DO THIS:
Return the whole listing, keeping every character the same.

RECORD SET:
○ ○ ○ ○
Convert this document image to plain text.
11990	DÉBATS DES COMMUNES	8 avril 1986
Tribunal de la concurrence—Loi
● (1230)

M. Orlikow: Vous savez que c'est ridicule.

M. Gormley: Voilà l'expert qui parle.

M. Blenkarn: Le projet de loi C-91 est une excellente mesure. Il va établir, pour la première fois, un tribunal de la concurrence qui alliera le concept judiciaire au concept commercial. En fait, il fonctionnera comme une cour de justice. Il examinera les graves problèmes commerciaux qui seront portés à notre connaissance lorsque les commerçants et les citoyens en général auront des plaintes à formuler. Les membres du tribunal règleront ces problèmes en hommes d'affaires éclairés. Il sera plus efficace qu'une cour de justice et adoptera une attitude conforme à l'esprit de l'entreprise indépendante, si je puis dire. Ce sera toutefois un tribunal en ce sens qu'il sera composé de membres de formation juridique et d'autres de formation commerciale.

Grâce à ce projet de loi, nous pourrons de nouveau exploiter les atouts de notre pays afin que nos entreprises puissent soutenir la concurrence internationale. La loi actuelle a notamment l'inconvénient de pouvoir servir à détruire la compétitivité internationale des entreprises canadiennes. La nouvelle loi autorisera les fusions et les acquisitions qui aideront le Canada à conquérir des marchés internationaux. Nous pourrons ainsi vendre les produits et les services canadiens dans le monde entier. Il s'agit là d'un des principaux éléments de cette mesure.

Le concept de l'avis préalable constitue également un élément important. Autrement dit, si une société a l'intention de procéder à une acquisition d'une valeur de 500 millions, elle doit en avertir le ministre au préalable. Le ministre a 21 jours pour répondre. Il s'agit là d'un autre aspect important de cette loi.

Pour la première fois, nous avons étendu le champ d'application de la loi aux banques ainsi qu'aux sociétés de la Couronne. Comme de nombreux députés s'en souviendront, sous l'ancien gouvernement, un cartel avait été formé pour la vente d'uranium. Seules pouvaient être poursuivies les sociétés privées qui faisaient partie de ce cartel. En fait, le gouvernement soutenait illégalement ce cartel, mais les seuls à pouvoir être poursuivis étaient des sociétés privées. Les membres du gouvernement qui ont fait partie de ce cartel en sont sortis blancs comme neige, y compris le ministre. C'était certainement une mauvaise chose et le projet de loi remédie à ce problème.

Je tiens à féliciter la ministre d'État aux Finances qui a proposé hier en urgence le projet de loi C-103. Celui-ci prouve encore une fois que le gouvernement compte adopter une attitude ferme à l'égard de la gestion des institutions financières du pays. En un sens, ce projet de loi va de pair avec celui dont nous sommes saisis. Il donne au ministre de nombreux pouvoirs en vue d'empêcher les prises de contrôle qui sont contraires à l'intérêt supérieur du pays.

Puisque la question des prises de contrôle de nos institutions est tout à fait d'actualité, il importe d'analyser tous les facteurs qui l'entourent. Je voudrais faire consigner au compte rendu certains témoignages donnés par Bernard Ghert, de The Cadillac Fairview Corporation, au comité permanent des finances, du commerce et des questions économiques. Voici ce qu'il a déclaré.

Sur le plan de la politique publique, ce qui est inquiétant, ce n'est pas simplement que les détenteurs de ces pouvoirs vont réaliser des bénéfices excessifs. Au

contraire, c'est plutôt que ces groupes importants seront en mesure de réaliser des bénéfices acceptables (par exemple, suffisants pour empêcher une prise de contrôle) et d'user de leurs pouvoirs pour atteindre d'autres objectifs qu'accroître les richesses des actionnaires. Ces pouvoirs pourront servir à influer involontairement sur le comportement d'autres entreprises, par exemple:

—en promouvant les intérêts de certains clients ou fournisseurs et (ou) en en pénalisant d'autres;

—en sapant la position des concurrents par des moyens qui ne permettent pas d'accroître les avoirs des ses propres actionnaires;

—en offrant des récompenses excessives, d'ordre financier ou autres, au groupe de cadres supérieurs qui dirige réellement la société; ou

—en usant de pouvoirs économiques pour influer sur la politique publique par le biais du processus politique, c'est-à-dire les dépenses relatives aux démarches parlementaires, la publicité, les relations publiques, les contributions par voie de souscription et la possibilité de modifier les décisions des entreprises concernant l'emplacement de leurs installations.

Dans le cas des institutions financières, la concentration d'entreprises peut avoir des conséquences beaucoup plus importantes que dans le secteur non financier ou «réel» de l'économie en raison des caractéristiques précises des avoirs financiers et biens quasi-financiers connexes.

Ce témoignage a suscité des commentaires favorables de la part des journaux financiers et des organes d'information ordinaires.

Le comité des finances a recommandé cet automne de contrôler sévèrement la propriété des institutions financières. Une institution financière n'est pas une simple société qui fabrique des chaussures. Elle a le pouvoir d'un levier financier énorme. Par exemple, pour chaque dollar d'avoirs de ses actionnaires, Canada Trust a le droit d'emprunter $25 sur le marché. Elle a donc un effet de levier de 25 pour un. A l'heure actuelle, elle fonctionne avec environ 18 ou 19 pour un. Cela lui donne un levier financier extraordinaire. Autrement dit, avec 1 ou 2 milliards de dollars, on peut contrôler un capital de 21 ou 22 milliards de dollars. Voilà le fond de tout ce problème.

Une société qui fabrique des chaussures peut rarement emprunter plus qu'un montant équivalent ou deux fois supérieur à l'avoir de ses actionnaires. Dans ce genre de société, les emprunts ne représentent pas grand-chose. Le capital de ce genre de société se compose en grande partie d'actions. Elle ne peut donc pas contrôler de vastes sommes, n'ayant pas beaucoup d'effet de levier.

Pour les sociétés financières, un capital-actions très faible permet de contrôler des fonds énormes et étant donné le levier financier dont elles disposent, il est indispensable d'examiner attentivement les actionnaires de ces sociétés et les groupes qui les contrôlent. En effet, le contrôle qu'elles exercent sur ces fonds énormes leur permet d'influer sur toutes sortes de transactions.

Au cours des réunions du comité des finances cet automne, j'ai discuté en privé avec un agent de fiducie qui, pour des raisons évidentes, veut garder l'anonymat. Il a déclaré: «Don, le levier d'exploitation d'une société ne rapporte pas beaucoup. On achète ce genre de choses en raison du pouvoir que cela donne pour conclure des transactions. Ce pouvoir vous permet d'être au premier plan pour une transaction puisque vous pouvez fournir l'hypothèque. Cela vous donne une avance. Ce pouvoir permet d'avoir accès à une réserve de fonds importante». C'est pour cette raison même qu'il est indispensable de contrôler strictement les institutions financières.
○ ○ ○ ○
COMPLETED EXERCISE:
Convert this document image to plain text.
11990	DÉBATS DES COMMUNES	8 avril 1986
Tribunal de la concurrence—Loi
● (1230)

M. Orlikow: Vous savez que c'est ridicule.

M. Gormley: Voilà l'expert qui parle.

M. Blenkarn: Le projet de loi C-91 est une excellente mesure. Il va établir, pour la première fois, un tribunal de la concurrence qui alliera le concept judiciaire au concept commercial. En fait, il fonctionnera comme une cour de justice. Il examinera les graves problèmes commerciaux qui seront portés à notre connaissance lorsque les commerçants et les citoyens en général auront des plaintes à formuler. Les membres du tribunal règleront ces problèmes en hommes d'affaires éclairés. Il sera plus efficace qu'une cour de justice et adoptera une attitude conforme à l'esprit de l'entreprise indépendante, si je puis dire. Ce sera toutefois un tribunal en ce sens qu'il sera composé de membres de formation juridique et d'autres de formation commerciale.

Grâce à ce projet de loi, nous pourrons de nouveau exploiter les atouts de notre pays afin que nos entreprises puissent soutenir la concurrence internationale. La loi actuelle a notamment l'inconvénient de pouvoir servir à détruire la compétitivité internationale des entreprises canadiennes. La nouvelle loi autorisera les fusions et les acquisitions qui aideront le Canada à conquérir des marchés internationaux. Nous pourrons ainsi vendre les produits et les services canadiens dans le monde entier. Il s'agit là d'un des principaux éléments de cette mesure.

Le concept de l'avis préalable constitue également un élément important. Autrement dit, si une société a l'intention de procéder à une acquisition d'une valeur de 500 millions, elle doit en avertir le ministre au préalable. Le ministre a 21 jours pour répondre. Il s'agit là d'un autre aspect important de cette loi.

Pour la première fois, nous avons étendu le champ d'application de la loi aux banques ainsi qu'aux sociétés de la Couronne. Comme de nombreux députés s'en souviendront, sous l'ancien gouvernement, un cartel avait été formé pour la vente d'uranium. Seules pouvaient être poursuivies les sociétés privées qui faisaient partie de ce cartel. En fait, le gouvernement soutenait illégalement ce cartel, mais les seuls à pouvoir être poursuivis étaient des sociétés privées. Les membres du gouvernement qui ont fait partie de ce cartel en sont sortis blancs comme neige, y compris le ministre. C'était certainement une mauvaise chose et le projet de loi remédie à ce problème.

Je tiens à féliciter la ministre d'État aux Finances qui a proposé hier en urgence le projet de loi C-103. Celui-ci prouve encore une fois que le gouvernement compte adopter une attitude ferme à l'égard de la gestion des institutions financières du pays. En un sens, ce projet de loi va de pair avec celui dont nous sommes saisis. Il donne au ministre de nombreux pouvoirs en vue d'empêcher les prises de contrôle qui sont contraires à l'intérêt supérieur du pays.

Puisque la question des prises de contrôle de nos institutions est tout à fait d'actualité, il importe d'analyser tous les facteurs qui l'entourent. Je voudrais faire consigner au compte rendu certains témoignages donnés par Bernard Ghert, de The Cadillac Fairview Corporation, au comité permanent des finances, du commerce et des questions économiques. Voici ce qu'il a déclaré.

Sur le plan de la politique publique, ce qui est inquiétant, ce n'est pas simplement que les détenteurs de ces pouvoirs vont réaliser des bénéfices excessifs. Au

contraire, c'est plutôt que ces groupes importants seront en mesure de réaliser des bénéfices acceptables (par exemple, suffisants pour empêcher une prise de contrôle) et d'user de leurs pouvoirs pour atteindre d'autres objectifs qu'accroître les richesses des actionnaires. Ces pouvoirs pourront servir à influer involontairement sur le comportement d'autres entreprises, par exemple:

—en promouvant les intérêts de certains clients ou fournisseurs et (ou) en en pénalisant d'autres;

—en sapant la position des concurrents par des moyens qui ne permettent pas d'accroître les avoirs des ses propres actionnaires;

—en offrant des récompenses excessives, d'ordre financier ou autres, au groupe de cadres supérieurs qui dirige réellement la société; ou

—en usant de pouvoirs économiques pour influer sur la politique publique par le biais du processus politique, c'est-à-dire les dépenses relatives aux démarches parlementaires, la publicité, les relations publiques, les contributions par voie de souscription et la possibilité de modifier les décisions des entreprises concernant l'emplacement de leurs installations.

Dans le cas des institutions financières, la concentration d'entreprises peut avoir des conséquences beaucoup plus importantes que dans le secteur non financier ou «réel» de l'économie en raison des caractéristiques précises des avoirs financiers et biens quasi-financiers connexes.

Ce témoignage a suscité des commentaires favorables de la part des journaux financiers et des organes d'information ordinaires.

Le comité des finances a recommandé cet automne de contrôler sévèrement la propriété des institutions financières. Une institution financière n'est pas une simple société qui fabrique des chaussures. Elle a le pouvoir d'un levier financier énorme. Par exemple, pour chaque dollar d'avoirs de ses actionnaires, Canada Trust a le droit d'emprunter $25 sur le marché. Elle a donc un effet de levier de 25 pour un. A l'heure actuelle, elle fonctionne avec environ 18 ou 19 pour un. Cela lui donne un levier financier extraordinaire. Autrement dit, avec 1 ou 2 milliards de dollars, on peut contrôler un capital de 21 ou 22 milliards de dollars. Voilà le fond de tout ce problème.

Une société qui fabrique des chaussures peut rarement emprunter plus qu'un montant équivalent ou deux fois supérieur à l'avoir de ses actionnaires. Dans ce genre de société, les emprunts ne représentent pas grand-chose. Le capital de ce genre de société se compose en grande partie d'actions. Elle ne peut donc pas contrôler de vastes sommes, n'ayant pas beaucoup d'effet de levier.

Pour les sociétés financières, un capital-actions très faible permet de contrôler des fonds énormes et étant donné le levier financier dont elles disposent, il est indispensable d'examiner attentivement les actionnaires de ces sociétés et les groupes qui les contrôlent. En effet, le contrôle qu'elles exercent sur ces fonds énormes leur permet d'influer sur toutes sortes de transactions.

Au cours des réunions du comité des finances cet automne, j'ai discuté en privé avec un agent de fiducie qui, pour des raisons évidentes, veut garder l'anonymat. Il a déclaré: «Don, le levier d'exploitation d'une société ne rapporte pas beaucoup. On achète ce genre de choses en raison du pouvoir que cela donne pour conclure des transactions. Ce pouvoir vous permet d'être au premier plan pour une transaction puisque vous pouvez fournir l'hypothèque. Cela vous donne une avance. Ce pouvoir permet d'avoir accès à une réserve de fonds importante». C'est pour cette raison même qu'il est indispensable de contrôler strictement les institutions financières.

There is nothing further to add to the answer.